Your instructions: Below are some records; repeat them all exactly, minus the pictures.

______

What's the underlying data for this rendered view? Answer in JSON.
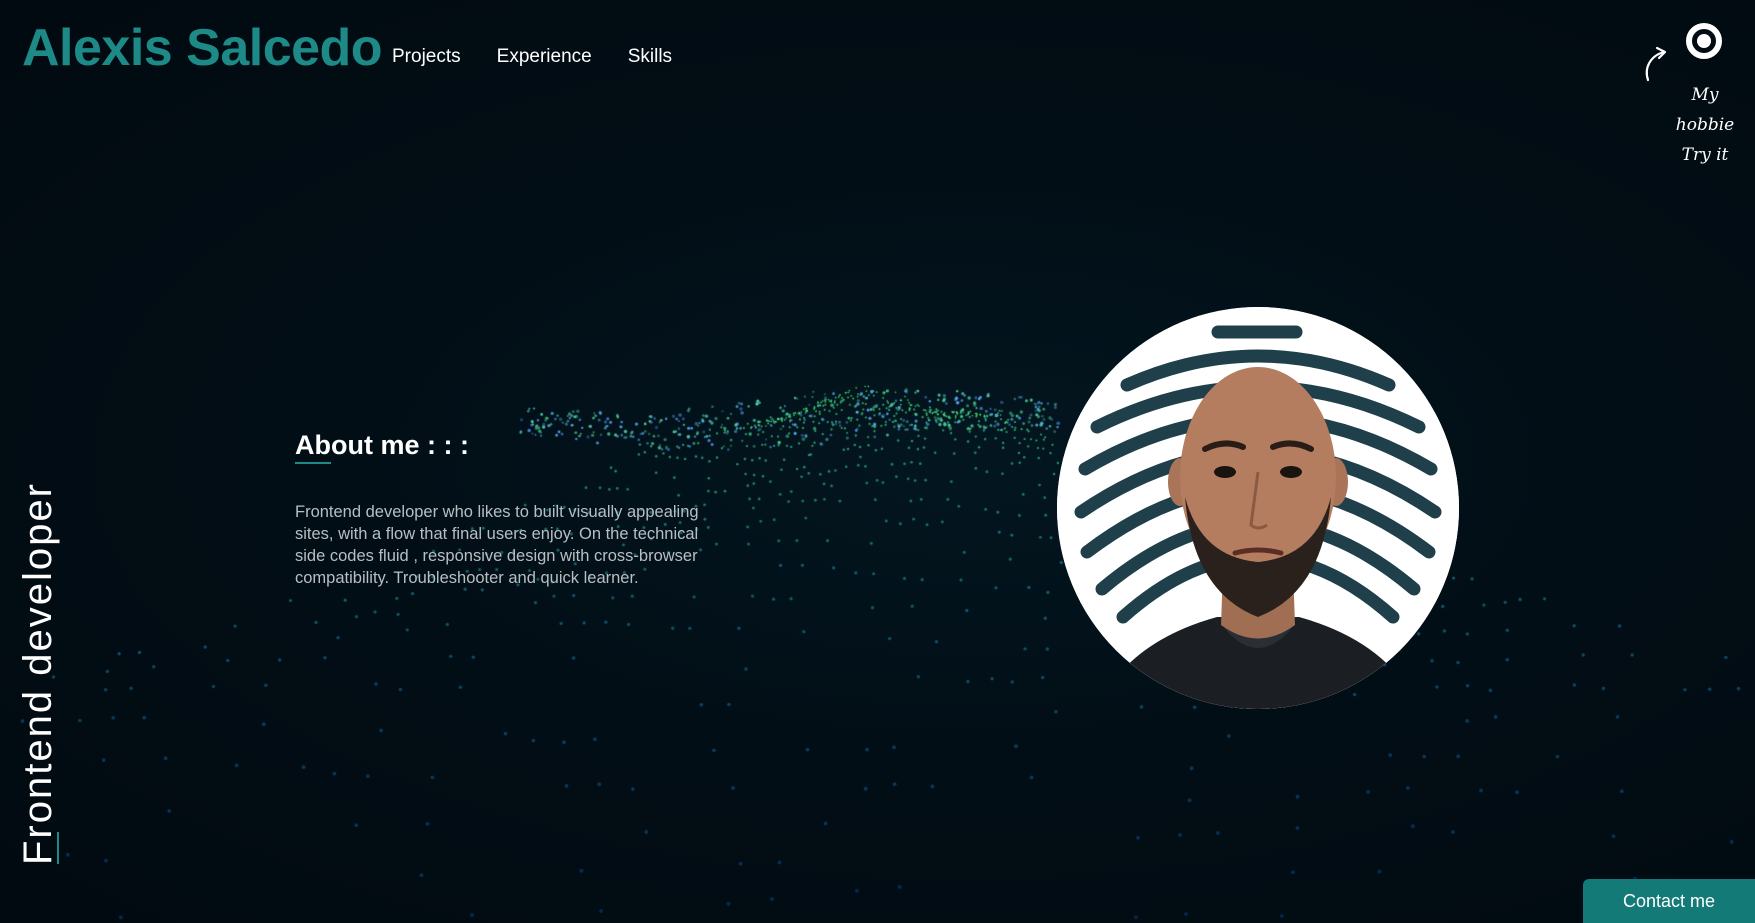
{
  "header": {
    "brand": "Alexis Salcedo",
    "nav": [
      {
        "label": "Projects"
      },
      {
        "label": "Experience"
      },
      {
        "label": "Skills"
      }
    ]
  },
  "hobbie": {
    "line1": "My hobbie",
    "line2": "Try it",
    "icon": "ring-icon"
  },
  "hero": {
    "vertical_title": "Frontend developer"
  },
  "about": {
    "heading": "About me : : :",
    "text": "Frontend developer who likes to built visually appealing sites, with a flow that final users enjoy. On the technical side codes fluid , responsive design with cross-browser compatibility. Troubleshooter and quick learner."
  },
  "contact": {
    "label": "Contact me"
  },
  "colors": {
    "background": "#020d14",
    "accent": "#1d8a87",
    "button": "#137a78",
    "text": "#ffffff",
    "muted_text": "#b8bfc4"
  }
}
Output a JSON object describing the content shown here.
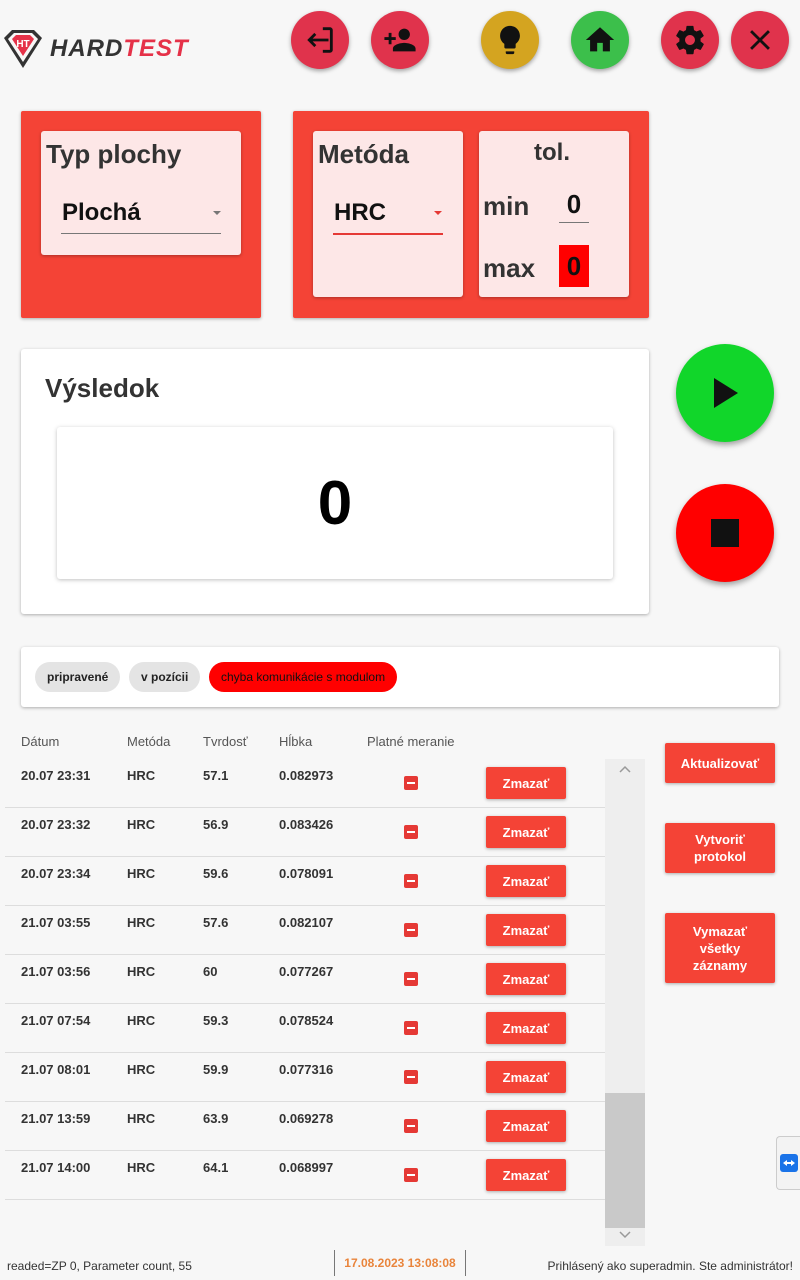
{
  "header": {
    "logo_hard": "HARD",
    "logo_test": "TEST",
    "buttons": [
      {
        "name": "login-icon",
        "color": "#e0334c"
      },
      {
        "name": "add-user-icon",
        "color": "#e0334c"
      },
      {
        "name": "lightbulb-icon",
        "color": "#d4a420"
      },
      {
        "name": "home-icon",
        "color": "#3cbf4b"
      },
      {
        "name": "gear-icon",
        "color": "#e0334c"
      },
      {
        "name": "close-icon",
        "color": "#e0334c"
      }
    ]
  },
  "surface": {
    "title": "Typ plochy",
    "value": "Plochá"
  },
  "method": {
    "title": "Metóda",
    "value": "HRC"
  },
  "tolerance": {
    "title": "tol.",
    "min_label": "min",
    "min_value": "0",
    "max_label": "max",
    "max_value": "0"
  },
  "result": {
    "title": "Výsledok",
    "value": "0"
  },
  "status": {
    "chips": [
      {
        "label": "pripravené",
        "state": "inactive"
      },
      {
        "label": "v pozícii",
        "state": "inactive"
      },
      {
        "label": "chyba komunikácie s modulom",
        "state": "error"
      }
    ]
  },
  "table": {
    "headers": [
      "Dátum",
      "Metóda",
      "Tvrdosť",
      "Hĺbka",
      "Platné meranie"
    ],
    "delete_label": "Zmazať",
    "rows": [
      {
        "date": "20.07  23:31",
        "method": "HRC",
        "hardness": "57.1",
        "depth": "0.082973"
      },
      {
        "date": "20.07  23:32",
        "method": "HRC",
        "hardness": "56.9",
        "depth": "0.083426"
      },
      {
        "date": "20.07  23:34",
        "method": "HRC",
        "hardness": "59.6",
        "depth": "0.078091"
      },
      {
        "date": "21.07  03:55",
        "method": "HRC",
        "hardness": "57.6",
        "depth": "0.082107"
      },
      {
        "date": "21.07  03:56",
        "method": "HRC",
        "hardness": "60",
        "depth": "0.077267"
      },
      {
        "date": "21.07  07:54",
        "method": "HRC",
        "hardness": "59.3",
        "depth": "0.078524"
      },
      {
        "date": "21.07  08:01",
        "method": "HRC",
        "hardness": "59.9",
        "depth": "0.077316"
      },
      {
        "date": "21.07  13:59",
        "method": "HRC",
        "hardness": "63.9",
        "depth": "0.069278"
      },
      {
        "date": "21.07  14:00",
        "method": "HRC",
        "hardness": "64.1",
        "depth": "0.068997"
      }
    ]
  },
  "actions": {
    "refresh": "Aktualizovať",
    "create_protocol": "Vytvoriť protokol",
    "delete_all": "Vymazať všetky záznamy"
  },
  "footer": {
    "left": "readed=ZP 0, Parameter count, 55",
    "datetime": "17.08.2023 13:08:08",
    "right": "Prihlásený ako superadmin. Ste administrátor!"
  },
  "colors": {
    "accent": "#f44336",
    "start": "#11d62a",
    "stop": "#ff0000"
  }
}
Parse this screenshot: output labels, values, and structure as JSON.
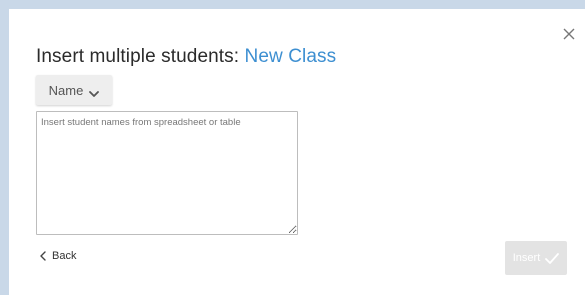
{
  "dialog": {
    "title_prefix": "Insert multiple students: ",
    "class_name": "New Class",
    "close_icon": "close-icon",
    "column_dropdown": {
      "selected": "Name",
      "icon": "chevron-down-icon"
    },
    "textarea": {
      "value": "",
      "placeholder": "Insert student names from spreadsheet or table"
    },
    "back_label": "Back",
    "insert_label": "Insert",
    "colors": {
      "accent": "#3d8fd1",
      "backdrop": "#c9d8e8",
      "disabled_button": "#e3e3e3"
    }
  }
}
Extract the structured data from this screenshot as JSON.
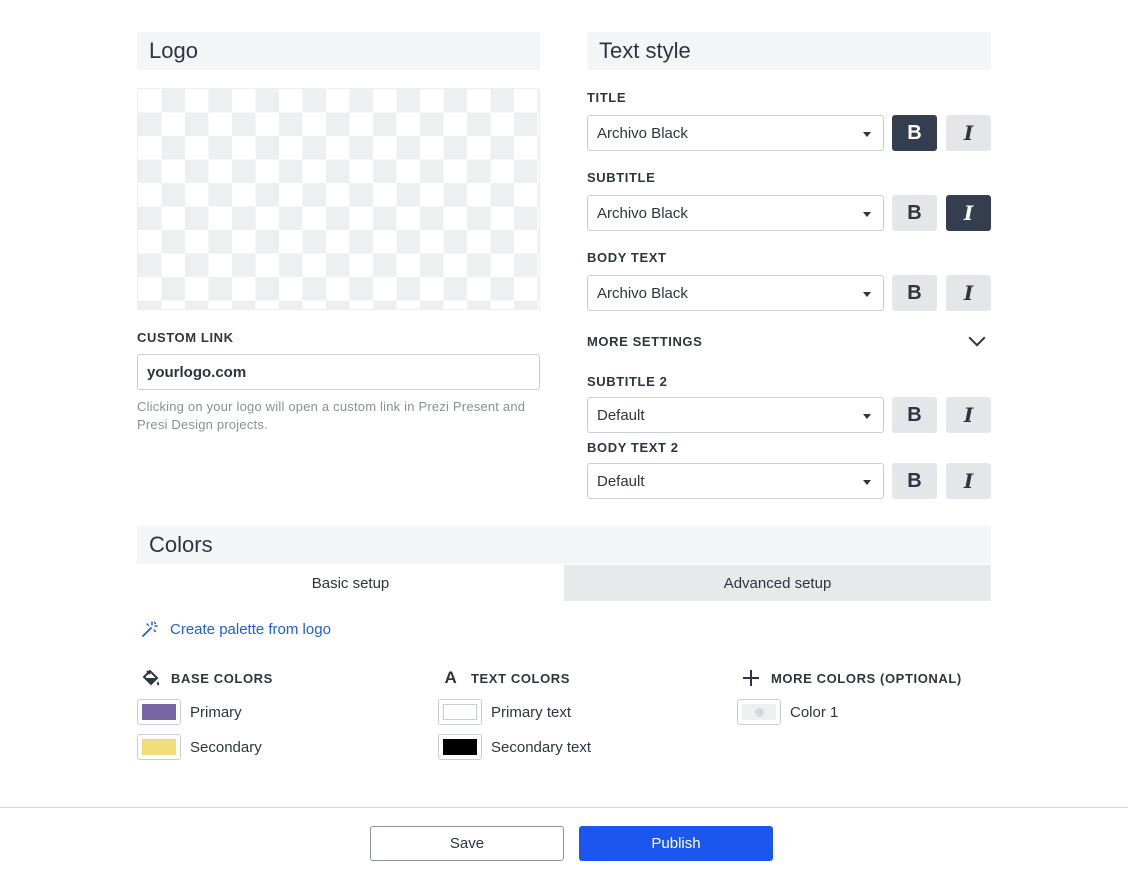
{
  "logo": {
    "heading": "Logo",
    "custom_link_label": "CUSTOM LINK",
    "custom_link_value": "yourlogo.com",
    "custom_link_help": "Clicking on your logo will open a custom link in Prezi Present and Presi Design projects."
  },
  "text_style": {
    "heading": "Text style",
    "rows": [
      {
        "label": "TITLE",
        "font": "Archivo Black",
        "bold": true,
        "italic": false
      },
      {
        "label": "SUBTITLE",
        "font": "Archivo Black",
        "bold": false,
        "italic": true
      },
      {
        "label": "BODY TEXT",
        "font": "Archivo Black",
        "bold": false,
        "italic": false
      }
    ],
    "more_settings_label": "MORE SETTINGS",
    "more_rows": [
      {
        "label": "SUBTITLE 2",
        "font": "Default",
        "bold": false,
        "italic": false
      },
      {
        "label": "BODY TEXT 2",
        "font": "Default",
        "bold": false,
        "italic": false
      }
    ],
    "bold_glyph": "B",
    "italic_glyph": "I"
  },
  "colors": {
    "heading": "Colors",
    "tabs": {
      "basic": "Basic setup",
      "advanced": "Advanced setup"
    },
    "create_palette_label": "Create palette from logo",
    "base": {
      "heading": "BASE COLORS",
      "items": [
        {
          "label": "Primary",
          "color": "#7866a3"
        },
        {
          "label": "Secondary",
          "color": "#f1dd7c"
        }
      ]
    },
    "text": {
      "heading": "TEXT COLORS",
      "items": [
        {
          "label": "Primary text",
          "color": "#ffffff"
        },
        {
          "label": "Secondary text",
          "color": "#000000"
        }
      ]
    },
    "more": {
      "heading": "MORE COLORS (OPTIONAL)",
      "items": [
        {
          "label": "Color 1",
          "color": "#eeeff1"
        }
      ]
    }
  },
  "footer": {
    "save_label": "Save",
    "publish_label": "Publish"
  },
  "accent_color": "#1b57ee"
}
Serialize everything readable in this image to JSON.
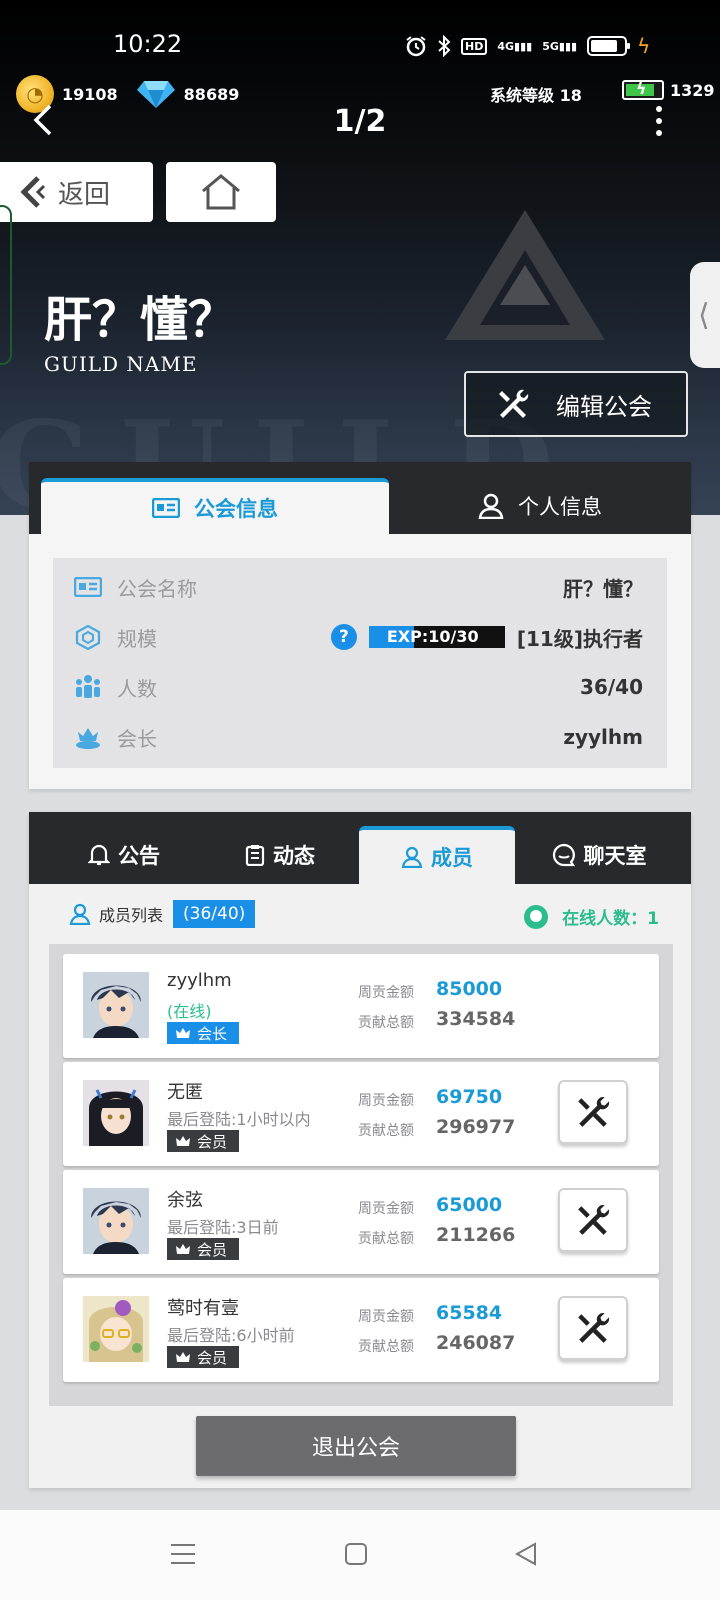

______

Finished answer:
What's the underlying data for this rendered view? Answer in JSON.
{
  "header": {
    "brand": "Alexis Salcedo",
    "nav": [
      {
        "label": "Projects"
      },
      {
        "label": "Experience"
      },
      {
        "label": "Skills"
      }
    ]
  },
  "hobbie": {
    "line1": "My hobbie",
    "line2": "Try it",
    "icon": "ring-icon"
  },
  "hero": {
    "vertical_title": "Frontend developer"
  },
  "about": {
    "heading": "About me : : :",
    "text": "Frontend developer who likes to built visually appealing sites, with a flow that final users enjoy. On the technical side codes fluid , responsive design with cross-browser compatibility. Troubleshooter and quick learner."
  },
  "contact": {
    "label": "Contact me"
  },
  "colors": {
    "background": "#020d14",
    "accent": "#1d8a87",
    "button": "#137a78",
    "text": "#ffffff",
    "muted_text": "#b8bfc4"
  }
}
Output a JSON object describing the content shown here.
{
  "header": {
    "logo_hard": "HARD",
    "logo_test": "TEST",
    "buttons": [
      {
        "name": "login-icon",
        "color": "#e0334c"
      },
      {
        "name": "add-user-icon",
        "color": "#e0334c"
      },
      {
        "name": "lightbulb-icon",
        "color": "#d4a420"
      },
      {
        "name": "home-icon",
        "color": "#3cbf4b"
      },
      {
        "name": "gear-icon",
        "color": "#e0334c"
      },
      {
        "name": "close-icon",
        "color": "#e0334c"
      }
    ]
  },
  "surface": {
    "title": "Typ plochy",
    "value": "Plochá"
  },
  "method": {
    "title": "Metóda",
    "value": "HRC"
  },
  "tolerance": {
    "title": "tol.",
    "min_label": "min",
    "min_value": "0",
    "max_label": "max",
    "max_value": "0"
  },
  "result": {
    "title": "Výsledok",
    "value": "0"
  },
  "status": {
    "chips": [
      {
        "label": "pripravené",
        "state": "inactive"
      },
      {
        "label": "v pozícii",
        "state": "inactive"
      },
      {
        "label": "chyba komunikácie s modulom",
        "state": "error"
      }
    ]
  },
  "table": {
    "headers": [
      "Dátum",
      "Metóda",
      "Tvrdosť",
      "Hĺbka",
      "Platné meranie"
    ],
    "delete_label": "Zmazať",
    "rows": [
      {
        "date": "20.07  23:31",
        "method": "HRC",
        "hardness": "57.1",
        "depth": "0.082973"
      },
      {
        "date": "20.07  23:32",
        "method": "HRC",
        "hardness": "56.9",
        "depth": "0.083426"
      },
      {
        "date": "20.07  23:34",
        "method": "HRC",
        "hardness": "59.6",
        "depth": "0.078091"
      },
      {
        "date": "21.07  03:55",
        "method": "HRC",
        "hardness": "57.6",
        "depth": "0.082107"
      },
      {
        "date": "21.07  03:56",
        "method": "HRC",
        "hardness": "60",
        "depth": "0.077267"
      },
      {
        "date": "21.07  07:54",
        "method": "HRC",
        "hardness": "59.3",
        "depth": "0.078524"
      },
      {
        "date": "21.07  08:01",
        "method": "HRC",
        "hardness": "59.9",
        "depth": "0.077316"
      },
      {
        "date": "21.07  13:59",
        "method": "HRC",
        "hardness": "63.9",
        "depth": "0.069278"
      },
      {
        "date": "21.07  14:00",
        "method": "HRC",
        "hardness": "64.1",
        "depth": "0.068997"
      }
    ]
  },
  "actions": {
    "refresh": "Aktualizovať",
    "create_protocol": "Vytvoriť protokol",
    "delete_all": "Vymazať všetky záznamy"
  },
  "footer": {
    "left": "readed=ZP 0, Parameter count, 55",
    "datetime": "17.08.2023 13:08:08",
    "right": "Prihlásený ako superadmin. Ste administrátor!"
  },
  "colors": {
    "accent": "#f44336",
    "start": "#11d62a",
    "stop": "#ff0000"
  }
}
Parse this screenshot: output labels, values, and structure as JSON.
{
  "dialog": {
    "title_prefix": "Insert multiple students: ",
    "class_name": "New Class",
    "close_icon": "close-icon",
    "column_dropdown": {
      "selected": "Name",
      "icon": "chevron-down-icon"
    },
    "textarea": {
      "value": "",
      "placeholder": "Insert student names from spreadsheet or table"
    },
    "back_label": "Back",
    "insert_label": "Insert",
    "colors": {
      "accent": "#3d8fd1",
      "backdrop": "#c9d8e8",
      "disabled_button": "#e3e3e3"
    }
  }
}
Extract the structured data from this screenshot as JSON.
{
  "logo": {
    "heading": "Logo",
    "custom_link_label": "CUSTOM LINK",
    "custom_link_value": "yourlogo.com",
    "custom_link_help": "Clicking on your logo will open a custom link in Prezi Present and Presi Design projects."
  },
  "text_style": {
    "heading": "Text style",
    "rows": [
      {
        "label": "TITLE",
        "font": "Archivo Black",
        "bold": true,
        "italic": false
      },
      {
        "label": "SUBTITLE",
        "font": "Archivo Black",
        "bold": false,
        "italic": true
      },
      {
        "label": "BODY TEXT",
        "font": "Archivo Black",
        "bold": false,
        "italic": false
      }
    ],
    "more_settings_label": "MORE SETTINGS",
    "more_rows": [
      {
        "label": "SUBTITLE 2",
        "font": "Default",
        "bold": false,
        "italic": false
      },
      {
        "label": "BODY TEXT 2",
        "font": "Default",
        "bold": false,
        "italic": false
      }
    ],
    "bold_glyph": "B",
    "italic_glyph": "I"
  },
  "colors": {
    "heading": "Colors",
    "tabs": {
      "basic": "Basic setup",
      "advanced": "Advanced setup"
    },
    "create_palette_label": "Create palette from logo",
    "base": {
      "heading": "BASE COLORS",
      "items": [
        {
          "label": "Primary",
          "color": "#7866a3"
        },
        {
          "label": "Secondary",
          "color": "#f1dd7c"
        }
      ]
    },
    "text": {
      "heading": "TEXT COLORS",
      "items": [
        {
          "label": "Primary text",
          "color": "#ffffff"
        },
        {
          "label": "Secondary text",
          "color": "#000000"
        }
      ]
    },
    "more": {
      "heading": "MORE COLORS (OPTIONAL)",
      "items": [
        {
          "label": "Color 1",
          "color": "#eeeff1"
        }
      ]
    }
  },
  "footer": {
    "save_label": "Save",
    "publish_label": "Publish"
  },
  "accent_color": "#1b57ee"
}
Serialize everything readable in this image to JSON.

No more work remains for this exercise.